— begin MATERIAL FOR THE TASK —
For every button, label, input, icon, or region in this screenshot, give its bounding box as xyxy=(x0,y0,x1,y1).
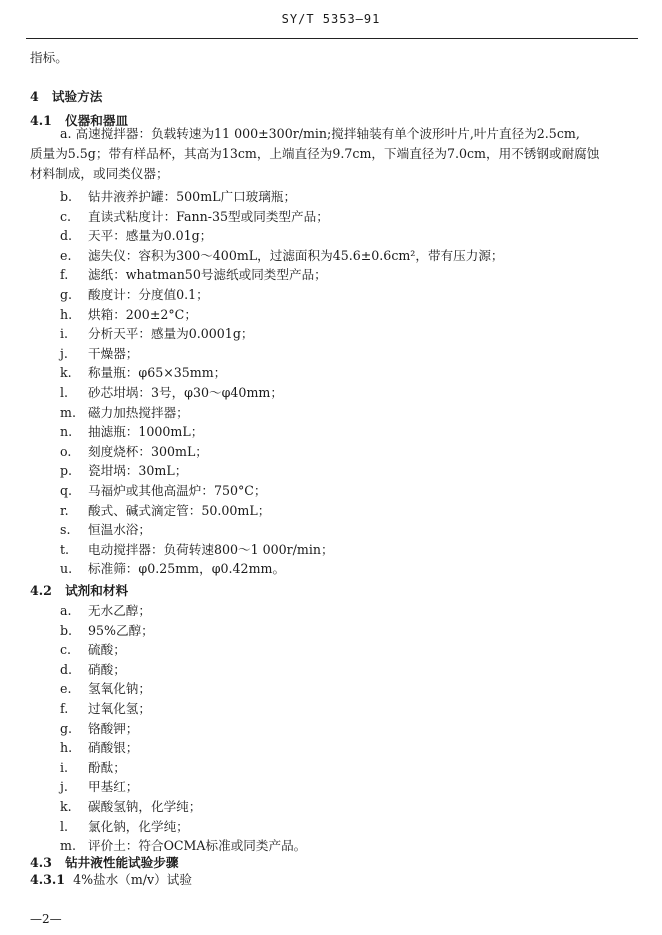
equipment-item xyxy=(60,402,189,421)
reagent-item-label: a. xyxy=(60,603,72,618)
equipment-item-text: 酸式、碱式滴定管：50.00mL； xyxy=(88,502,271,518)
section-4-3-1-number: 4.3.1 xyxy=(30,872,66,887)
equipment-item xyxy=(60,539,334,558)
equipment-item-text: 抽滤瓶：1000mL； xyxy=(88,424,204,440)
equipment-item xyxy=(60,421,203,440)
page-number: —2— xyxy=(30,912,62,926)
equipment-item xyxy=(60,323,253,342)
reagent-item-label: g. xyxy=(60,720,73,736)
section-4-number: 4 xyxy=(30,89,39,104)
section-4-2-heading xyxy=(30,580,128,599)
equipment-item-text: 烘箱：200±2°C； xyxy=(88,306,197,322)
section-4-3-title: 钻井液性能试验步骤 xyxy=(65,855,179,870)
equipment-item xyxy=(60,480,267,499)
reagent-item-label: i. xyxy=(60,759,69,775)
reagent-item-label: j. xyxy=(60,779,68,795)
equipment-item-text: 砂芯坩埚：3号，φ30～φ40mm； xyxy=(88,385,283,400)
reagent-item-label: b. xyxy=(60,622,73,638)
equipment-item xyxy=(60,382,283,401)
equipment-item-label: u. xyxy=(60,561,73,577)
reagent-item xyxy=(60,678,151,697)
equipment-item-label: e. xyxy=(60,247,72,263)
equipment-item-text: 钻井液养护罐：500mL广口玻璃瓶； xyxy=(88,189,297,204)
section-4-2-title: 试剂和材料 xyxy=(65,583,129,598)
reagent-item xyxy=(60,816,189,835)
equipment-item xyxy=(60,500,270,519)
equipment-item-label: j. xyxy=(60,345,68,361)
equipment-item-label: o. xyxy=(60,443,72,459)
equipment-item-label: i. xyxy=(60,326,69,342)
equipment-item-text: 滤失仪：容积为300～400mL，过滤面积为45.6±0.6cm²，带有压力源； xyxy=(88,247,504,263)
equipment-item-text: 标准筛：φ0.25mm，φ0.42mm。 xyxy=(88,561,286,577)
reagent-item-text: 硫酸； xyxy=(88,642,126,658)
equipment-item-text: 刻度烧杯：300mL； xyxy=(88,443,208,459)
reagent-item-text: 碳酸氢钠，化学纯； xyxy=(88,799,202,814)
equipment-item-text: 酸度计：分度值0.1； xyxy=(88,287,209,302)
equipment-item-label: m. xyxy=(60,404,76,420)
section-4-3-1-heading xyxy=(30,872,192,888)
equipment-item-text: 磁力加热搅拌器； xyxy=(88,404,189,420)
reagent-item-label: e. xyxy=(60,681,72,697)
equipment-item-text: 干燥器； xyxy=(88,345,139,361)
reagent-item xyxy=(60,737,138,756)
equipment-item-label: k. xyxy=(60,365,72,381)
equipment-item-text: 直读式粘度计：Fann-35型或同类型产品； xyxy=(88,208,329,224)
equipment-item xyxy=(60,519,151,538)
equipment-item xyxy=(60,362,226,381)
equipment-item-text: 天平：感量为0.01g； xyxy=(88,228,213,244)
reagent-item-label: c. xyxy=(60,642,72,658)
header-rule xyxy=(26,38,638,39)
equipment-item-label: l. xyxy=(60,385,69,400)
equipment-item xyxy=(60,343,138,362)
equipment-item xyxy=(60,206,329,225)
equipment-item xyxy=(60,186,296,205)
reagent-item-text: 95%乙醇； xyxy=(88,622,154,638)
reagent-item-text: 硝酸银； xyxy=(88,740,139,756)
equipment-item-text: 恒温水浴； xyxy=(88,522,151,538)
equipment-item-label: h. xyxy=(60,306,73,322)
equipment-item xyxy=(60,304,197,323)
intro-text: 指标。 xyxy=(30,50,68,65)
section-4-3-1-title: 4%盐水（m/v）试验 xyxy=(73,872,192,887)
equipment-item-label: g. xyxy=(60,287,73,302)
reagent-item-text: 无水乙醇； xyxy=(88,603,151,618)
reagent-item-text: 氯化钠，化学纯； xyxy=(88,818,189,834)
equipment-item-label: n. xyxy=(60,424,73,440)
equipment-item-text: 滤纸：whatman50号滤纸或同类型产品； xyxy=(88,267,327,283)
reagent-item-label: h. xyxy=(60,740,73,756)
equipment-item-text: 马福炉或其他高温炉：750°C； xyxy=(88,483,267,498)
section-4-1-number: 4.1 xyxy=(30,113,52,128)
reagent-item xyxy=(60,757,126,776)
equipment-item-text: 电动搅拌器：负荷转速800～1 000r/min； xyxy=(88,541,334,557)
equipment-item xyxy=(60,558,285,577)
item-a-line-3: 材料制成，或同类仪器； xyxy=(30,166,169,181)
standard-code-header: SY/T 5353—91 xyxy=(281,12,381,26)
reagent-item-text: 甲基红； xyxy=(88,779,139,795)
equipment-item-label: s. xyxy=(60,522,71,538)
section-4-heading xyxy=(30,86,102,105)
reagent-item-label: m. xyxy=(60,838,76,854)
equipment-item xyxy=(60,225,212,244)
equipment-item-label: p. xyxy=(60,463,73,479)
equipment-item-label: b. xyxy=(60,189,73,204)
equipment-item-label: f. xyxy=(60,267,69,283)
reagent-item xyxy=(60,639,126,658)
equipment-item xyxy=(60,245,504,264)
equipment-item-label: q. xyxy=(60,483,73,498)
reagent-item xyxy=(60,776,138,795)
reagent-item-label: d. xyxy=(60,661,73,677)
reagent-item xyxy=(60,620,154,639)
equipment-item-text: 分析天平：感量为0.0001g； xyxy=(88,326,254,342)
equipment-item-label: c. xyxy=(60,208,72,224)
section-4-1-title: 仪器和器皿 xyxy=(65,113,129,128)
section-4-3-number: 4.3 xyxy=(30,855,52,870)
equipment-item-text: 称量瓶：φ65×35mm； xyxy=(88,365,227,381)
equipment-item-label: r. xyxy=(60,502,69,518)
section-4-title: 试验方法 xyxy=(51,89,103,104)
reagent-item xyxy=(60,659,126,678)
item-a-line-1: a. 高速搅拌器：负载转速为11 000±300r/min;搅拌轴装有单个波形叶片,叶片直径为2.5cm, xyxy=(60,126,580,141)
reagent-item xyxy=(60,600,151,619)
equipment-item-label: d. xyxy=(60,228,73,244)
item-a-line-2: 质量为5.5g；带有样品杯，其高为13cm，上端直径为9.7cm，下端直径为7.0cm，用不锈钢或耐腐蚀 xyxy=(30,146,600,161)
reagent-item-label: k. xyxy=(60,799,72,814)
reagent-item-text: 过氧化氢； xyxy=(88,701,151,716)
equipment-item xyxy=(60,264,327,283)
reagent-item xyxy=(60,718,138,737)
section-4-3-heading xyxy=(30,852,178,871)
equipment-item xyxy=(60,284,209,303)
reagent-item-text: 酚酞； xyxy=(88,759,126,775)
equipment-item-label: t. xyxy=(60,541,70,557)
equipment-item-text: 瓷坩埚：30mL； xyxy=(88,463,188,479)
reagent-item-text: 氢氧化钠； xyxy=(88,681,151,697)
reagent-item-text: 评价土：符合OCMA标准或同类产品。 xyxy=(88,838,307,854)
reagent-item-text: 铬酸钾； xyxy=(88,720,139,736)
reagent-item xyxy=(60,698,151,717)
reagent-item-label: f. xyxy=(60,701,69,716)
section-4-2-number: 4.2 xyxy=(30,583,52,598)
equipment-item xyxy=(60,441,208,460)
equipment-item xyxy=(60,460,187,479)
reagent-item xyxy=(60,796,201,815)
reagent-item-label: l. xyxy=(60,818,69,834)
reagent-item-text: 硝酸； xyxy=(88,661,126,677)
— end MATERIAL FOR THE TASK —
Copy all of the data above line for line, without changing anything, but leave out the picture.

For every button, label, input, icon, or region in this screenshot, give its bounding box as xyxy=(x0,y0,x1,y1).
equipment-item xyxy=(60,402,189,421)
reagent-item-label: a. xyxy=(60,603,72,618)
equipment-item-text: 酸式、碱式滴定管：50.00mL； xyxy=(88,502,271,518)
section-4-3-1-number: 4.3.1 xyxy=(30,872,66,887)
equipment-item xyxy=(60,539,334,558)
equipment-item-text: 抽滤瓶：1000mL； xyxy=(88,424,204,440)
equipment-item xyxy=(60,421,203,440)
page-number: —2— xyxy=(30,912,62,926)
equipment-item xyxy=(60,323,253,342)
reagent-item-label: g. xyxy=(60,720,73,736)
section-4-number: 4 xyxy=(30,89,39,104)
section-4-2-heading xyxy=(30,580,128,599)
equipment-item-text: 烘箱：200±2°C； xyxy=(88,306,197,322)
section-4-3-title: 钻井液性能试验步骤 xyxy=(65,855,179,870)
equipment-item xyxy=(60,480,267,499)
reagent-item-label: i. xyxy=(60,759,69,775)
reagent-item-label: j. xyxy=(60,779,68,795)
equipment-item-text: 砂芯坩埚：3号，φ30～φ40mm； xyxy=(88,385,283,400)
reagent-item-label: b. xyxy=(60,622,73,638)
equipment-item xyxy=(60,382,283,401)
equipment-item-label: u. xyxy=(60,561,73,577)
reagent-item xyxy=(60,678,151,697)
equipment-item-label: e. xyxy=(60,247,72,263)
equipment-item-text: 钻井液养护罐：500mL广口玻璃瓶； xyxy=(88,189,297,204)
section-4-2-title: 试剂和材料 xyxy=(65,583,129,598)
reagent-item xyxy=(60,816,189,835)
equipment-item xyxy=(60,500,270,519)
equipment-item-label: j. xyxy=(60,345,68,361)
equipment-item-label: o. xyxy=(60,443,72,459)
equipment-item-label: i. xyxy=(60,326,69,342)
equipment-item-text: 滤失仪：容积为300～400mL，过滤面积为45.6±0.6cm²，带有压力源； xyxy=(88,247,504,263)
equipment-item-text: 标准筛：φ0.25mm，φ0.42mm。 xyxy=(88,561,286,577)
reagent-item-text: 硫酸； xyxy=(88,642,126,658)
equipment-item-text: 刻度烧杯：300mL； xyxy=(88,443,208,459)
reagent-item-text: 碳酸氢钠，化学纯； xyxy=(88,799,202,814)
equipment-item-text: 酸度计：分度值0.1； xyxy=(88,287,209,302)
equipment-item-label: m. xyxy=(60,404,76,420)
section-4-3-1-heading xyxy=(30,872,192,888)
equipment-item-text: 磁力加热搅拌器； xyxy=(88,404,189,420)
reagent-item-label: e. xyxy=(60,681,72,697)
equipment-item-text: 干燥器； xyxy=(88,345,139,361)
reagent-item xyxy=(60,737,138,756)
equipment-item-label: k. xyxy=(60,365,72,381)
equipment-item-text: 直读式粘度计：Fann-35型或同类型产品； xyxy=(88,208,329,224)
equipment-item xyxy=(60,519,151,538)
equipment-item xyxy=(60,362,226,381)
equipment-item-text: 天平：感量为0.01g； xyxy=(88,228,213,244)
reagent-item-label: c. xyxy=(60,642,72,658)
header-rule xyxy=(26,38,638,39)
equipment-item-label: l. xyxy=(60,385,69,400)
equipment-item xyxy=(60,343,138,362)
equipment-item xyxy=(60,206,329,225)
equipment-item xyxy=(60,186,296,205)
reagent-item-text: 95%乙醇； xyxy=(88,622,154,638)
reagent-item-text: 硝酸银； xyxy=(88,740,139,756)
equipment-item-text: 恒温水浴； xyxy=(88,522,151,538)
equipment-item-label: h. xyxy=(60,306,73,322)
equipment-item xyxy=(60,304,197,323)
intro-text: 指标。 xyxy=(30,50,68,65)
section-4-3-1-title: 4%盐水（m/v）试验 xyxy=(73,872,192,887)
equipment-item-label: g. xyxy=(60,287,73,302)
reagent-item-text: 无水乙醇； xyxy=(88,603,151,618)
reagent-item-text: 氯化钠，化学纯； xyxy=(88,818,189,834)
equipment-item-label: n. xyxy=(60,424,73,440)
equipment-item-text: 滤纸：whatman50号滤纸或同类型产品； xyxy=(88,267,327,283)
reagent-item-label: h. xyxy=(60,740,73,756)
equipment-item-text: 马福炉或其他高温炉：750°C； xyxy=(88,483,267,498)
section-4-1-number: 4.1 xyxy=(30,113,52,128)
reagent-item xyxy=(60,757,126,776)
equipment-item-text: 电动搅拌器：负荷转速800～1 000r/min； xyxy=(88,541,334,557)
equipment-item xyxy=(60,558,285,577)
item-a-line-3: 材料制成，或同类仪器； xyxy=(30,166,169,181)
standard-code-header: SY/T 5353—91 xyxy=(281,12,381,26)
reagent-item-text: 甲基红； xyxy=(88,779,139,795)
equipment-item-label: s. xyxy=(60,522,71,538)
section-4-heading xyxy=(30,86,102,105)
reagent-item-label: m. xyxy=(60,838,76,854)
equipment-item xyxy=(60,225,212,244)
equipment-item-label: p. xyxy=(60,463,73,479)
equipment-item-label: b. xyxy=(60,189,73,204)
equipment-item-label: f. xyxy=(60,267,69,283)
reagent-item xyxy=(60,639,126,658)
equipment-item xyxy=(60,245,504,264)
equipment-item-label: q. xyxy=(60,483,73,498)
reagent-item xyxy=(60,776,138,795)
reagent-item-label: d. xyxy=(60,661,73,677)
reagent-item xyxy=(60,620,154,639)
equipment-item-text: 分析天平：感量为0.0001g； xyxy=(88,326,254,342)
equipment-item-label: c. xyxy=(60,208,72,224)
section-4-1-title: 仪器和器皿 xyxy=(65,113,129,128)
section-4-3-number: 4.3 xyxy=(30,855,52,870)
equipment-item-text: 称量瓶：φ65×35mm； xyxy=(88,365,227,381)
equipment-item-label: r. xyxy=(60,502,69,518)
section-4-title: 试验方法 xyxy=(51,89,103,104)
reagent-item xyxy=(60,659,126,678)
item-a-line-1: a. 高速搅拌器：负载转速为11 000±300r/min;搅拌轴装有单个波形叶片,叶片直径为2.5cm, xyxy=(60,126,580,141)
reagent-item xyxy=(60,600,151,619)
equipment-item-label: d. xyxy=(60,228,73,244)
item-a-line-2: 质量为5.5g；带有样品杯，其高为13cm，上端直径为9.7cm，下端直径为7.0cm，用不锈钢或耐腐蚀 xyxy=(30,146,600,161)
reagent-item-label: k. xyxy=(60,799,72,814)
reagent-item-text: 过氧化氢； xyxy=(88,701,151,716)
equipment-item xyxy=(60,264,327,283)
reagent-item xyxy=(60,718,138,737)
section-4-3-heading xyxy=(30,852,178,871)
equipment-item xyxy=(60,284,209,303)
reagent-item-text: 酚酞； xyxy=(88,759,126,775)
equipment-item-label: t. xyxy=(60,541,70,557)
equipment-item-text: 瓷坩埚：30mL； xyxy=(88,463,188,479)
reagent-item-text: 氢氧化钠； xyxy=(88,681,151,697)
reagent-item-text: 评价土：符合OCMA标准或同类产品。 xyxy=(88,838,307,854)
reagent-item-text: 铬酸钾； xyxy=(88,720,139,736)
reagent-item xyxy=(60,698,151,717)
reagent-item-label: f. xyxy=(60,701,69,716)
section-4-2-number: 4.2 xyxy=(30,583,52,598)
equipment-item xyxy=(60,441,208,460)
equipment-item xyxy=(60,460,187,479)
reagent-item xyxy=(60,796,201,815)
reagent-item-label: l. xyxy=(60,818,69,834)
reagent-item-text: 硝酸； xyxy=(88,661,126,677)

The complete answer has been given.